Document source:
━━━

Déclaration de M. Hubert Védrine, ministre des affaires étrangères, sur le bilan de la présidence française de l'Union européenne, notamment en matière de réforme des institutions communautaires, Yaoundé le 16 janvier 2001.

Prononcé le

Intervenant(s) : 

Circonstance : Réunion ministèrielle le 16 à l'occasion de la 21ème conférence des chefs d'Etat d'Afrique et de France du 17 au 20 janvier 2001 à Yaoundé (Cameroun)

Texte intégral

Monsieur le Président,
Mesdames et Messieurs les Ministres,
Chers Collègues, Chers Amis,
Je suis heureux d'être parmi vous et je remercie les organisateurs de cette réunion d'avoir adapté certains horaires de façon à me faciliter la possibilité de m'exprimer vous devant sur des sujets qui sont importants pour nous en ce moment, dont Charles Josselin vous a déjà parlé brièvement ce matin et dont je vais développer certains autres points. Je veux parler de l'Europe. Je crois que c'est important que nous puissions partager ensemble une analyse la plus exacte possible de la situation dans laquelle se trouve aujourd'hui l'Europe après la Présidence française de l'Union qui a duré pendant six mois et après le Conseil européen de Nice.
Je suis venu vous donner quelques indications sur ce sujet, qui me paraît très directement lié à votre réflexion sur la mondialisation au cours des prochaines années. Chaque fois que l'on se demande si le monde doit être unipolaire ou multipolaire, quelle va être la nature des relations internationales dans le monde de demain, quelle sera la capacité de l'Europe à proposer de nouvelles règles plus équitables pour le monde, cela nous ramène à la question de savoir comment cette Europe va se développer, comment elle va marcher et c'est à ce sujet que je suis venu me livrer à quelques réflexions devant vous. Je voudrais faire un tout petit retour en arrière parce que je sais que beaucoup d'entre vous depuis des années se posent la question de savoir s'il n'y pas eu de la part d'un certain nombre d'Européens une sorte d'abandon, une sorte de modification du regard, l'Europe n'ayant été préoccupée ces dernières années que de son élargissement. Je voudrais redire devant vous qu'il n'y a pas de contradiction historique entre le fait que l'Union européenne s'occupe d'intégrer les pays démocratiques d'Europe - ce qui est conforme à sa charte fondatrice, le Traité de Rome de 1957 qui dit bien que tout pays démocratique d'Europe a vocation à entrer dans l'Union européenne et c'est une sorte de devoir que nous nous sommes fixés nous-mêmes depuis plusieurs décennies - et l'engagement de l'Union européenne par rapport au reste du monde, à commencer par l'Afrique où nous avons une amitié, un partenariat, une fraternité tout à fait ancienne. Même si cet engagement est amené à être profondément modifié dans ses méthodes, son esprit doit demeurer.

━━━

Enregistrements à traiter:
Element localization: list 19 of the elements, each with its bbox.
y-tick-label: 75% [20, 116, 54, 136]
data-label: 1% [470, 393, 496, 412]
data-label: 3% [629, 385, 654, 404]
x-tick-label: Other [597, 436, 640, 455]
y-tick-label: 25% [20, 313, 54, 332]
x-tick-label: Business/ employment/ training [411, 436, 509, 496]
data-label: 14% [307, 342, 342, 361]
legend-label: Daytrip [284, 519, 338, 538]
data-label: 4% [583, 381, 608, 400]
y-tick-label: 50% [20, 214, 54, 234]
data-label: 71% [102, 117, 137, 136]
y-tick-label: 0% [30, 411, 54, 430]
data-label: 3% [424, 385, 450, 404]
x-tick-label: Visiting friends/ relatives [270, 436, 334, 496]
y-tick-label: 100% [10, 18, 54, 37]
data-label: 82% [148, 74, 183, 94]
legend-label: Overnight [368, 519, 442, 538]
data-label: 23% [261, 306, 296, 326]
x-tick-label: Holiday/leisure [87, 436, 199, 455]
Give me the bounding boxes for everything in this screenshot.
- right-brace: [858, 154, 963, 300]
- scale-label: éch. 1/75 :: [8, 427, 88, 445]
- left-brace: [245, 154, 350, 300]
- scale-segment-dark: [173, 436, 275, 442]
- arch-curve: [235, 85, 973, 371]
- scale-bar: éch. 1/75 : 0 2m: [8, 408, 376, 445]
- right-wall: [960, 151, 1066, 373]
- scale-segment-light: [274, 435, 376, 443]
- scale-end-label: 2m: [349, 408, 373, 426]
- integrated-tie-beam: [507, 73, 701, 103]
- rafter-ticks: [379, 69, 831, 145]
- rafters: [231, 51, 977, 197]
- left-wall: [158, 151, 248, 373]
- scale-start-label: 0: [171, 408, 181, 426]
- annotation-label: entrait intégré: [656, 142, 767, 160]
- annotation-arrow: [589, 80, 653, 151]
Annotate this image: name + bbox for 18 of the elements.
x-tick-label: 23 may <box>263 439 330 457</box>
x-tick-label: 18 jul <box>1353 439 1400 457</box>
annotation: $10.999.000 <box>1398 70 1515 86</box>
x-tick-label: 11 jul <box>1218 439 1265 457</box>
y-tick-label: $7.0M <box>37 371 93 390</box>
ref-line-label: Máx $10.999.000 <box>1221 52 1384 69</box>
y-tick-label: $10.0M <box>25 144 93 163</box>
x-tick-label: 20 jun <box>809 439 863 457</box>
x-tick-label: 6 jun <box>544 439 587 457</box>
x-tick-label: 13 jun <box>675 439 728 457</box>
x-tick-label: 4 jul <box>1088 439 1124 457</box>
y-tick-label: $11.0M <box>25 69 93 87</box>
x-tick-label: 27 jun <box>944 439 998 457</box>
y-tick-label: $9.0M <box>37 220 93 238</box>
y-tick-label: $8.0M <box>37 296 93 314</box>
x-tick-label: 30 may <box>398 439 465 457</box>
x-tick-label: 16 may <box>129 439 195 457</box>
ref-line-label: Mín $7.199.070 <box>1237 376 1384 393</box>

━━━

Tâche courte 1: Reproduisez à l'identique les lignes des enregistrements, depuis leur toute première ligne jusqu'à celle qui contient « - integrated-tie-beam: [507, 73, 701, 103] », celle-ci comprise.
Tâche courte 2: Poursuivez la déclaration sur le bilan de la présidence française de l'Union européenne à partir de l'endroit où elle s'arrête.

Résultat final 1:
Element localization: list 19 of the elements, each with its bbox.
y-tick-label: 75% [20, 116, 54, 136]
data-label: 1% [470, 393, 496, 412]
data-label: 3% [629, 385, 654, 404]
x-tick-label: Other [597, 436, 640, 455]
y-tick-label: 25% [20, 313, 54, 332]
x-tick-label: Business/ employment/ training [411, 436, 509, 496]
data-label: 14% [307, 342, 342, 361]
legend-label: Daytrip [284, 519, 338, 538]
data-label: 4% [583, 381, 608, 400]
y-tick-label: 50% [20, 214, 54, 234]
data-label: 71% [102, 117, 137, 136]
y-tick-label: 0% [30, 411, 54, 430]
data-label: 3% [424, 385, 450, 404]
x-tick-label: Visiting friends/ relatives [270, 436, 334, 496]
y-tick-label: 100% [10, 18, 54, 37]
data-label: 82% [148, 74, 183, 94]
legend-label: Overnight [368, 519, 442, 538]
data-label: 23% [261, 306, 296, 326]
x-tick-label: Holiday/leisure [87, 436, 199, 455]
Give me the bounding boxes for everything in this screenshot.
- right-brace: [858, 154, 963, 300]
- scale-label: éch. 1/75 :: [8, 427, 88, 445]
- left-brace: [245, 154, 350, 300]
- scale-segment-dark: [173, 436, 275, 442]
- arch-curve: [235, 85, 973, 371]
- scale-bar: éch. 1/75 : 0 2m: [8, 408, 376, 445]
- right-wall: [960, 151, 1066, 373]
- scale-segment-light: [274, 435, 376, 443]
- scale-end-label: 2m: [349, 408, 373, 426]
- integrated-tie-beam: [507, 73, 701, 103]

Résultat final 2:
Il ne faut donc pas éprouver d'inquiétude parce que l'Europe - c'est vrai - a du consacrer ces dernières années beaucoup de temps, beaucoup d'énergie, beaucoup de réunions, beaucoup de négociations, à savoir comment elle allait pouvoir s'élargir. Nous, Français, nous avons beaucoup insisté ces dernières années auprès de nos partenaires pour que toute cette période d'élargissement soit traitée avec sérieux. Pourquoi ? Tout simplement parce que nous restons fidèles à l'idée que l'Europe doit devenir une puissance, une puissance utile au monde, utile à la paix, utile au développement dans le monde, utile naturellement pour les citoyens européens. Mais si nous voulons qu'elle puisse continuer à se renforcer en tant que puissance il faut réussir notre élargissement, c'est-à-dire notamment régler nos problèmes de fonctionnement et d'institutions. Cela ne veut pas dire que l'on s'intéresse moins aux autres problèmes du monde, ça veut dire que ce bon fonctionnement de l'Union européenne est une condition du reste. Dans le passé nous avons eu à gérer des élargissements limités, pour passer de 6 à 9, de 9 à 10, de 10 à 12 et de 12 à 15. Même si déjà, dans l'Europe à Quinze c'est devenu assez compliqué - chacun d'entre vous le sait - les Européens ont devant eux une échéance historique beaucoup plus grande, le passage de l'Europe de 15 à 27. Puisque nous avons 12 candidats et d'autres pays européens qui ne sont pas encore candidats mais qui, potentiellement, pourraient le devenir. On peut bien imaginer l'Union européenne allant un jour jusqu'à 35 membres. Cette perspective nous obligeait à repenser le fonctionnement de nos institutions pour faciliter la prise de décision, et vous savez bien que lorsque l'on a à travailler sur la question de l'unité africaine, même animé par une ambition commune, plus on est nombreux plus c'est compliqué. Il faut donc s'adapter, et s'organiser.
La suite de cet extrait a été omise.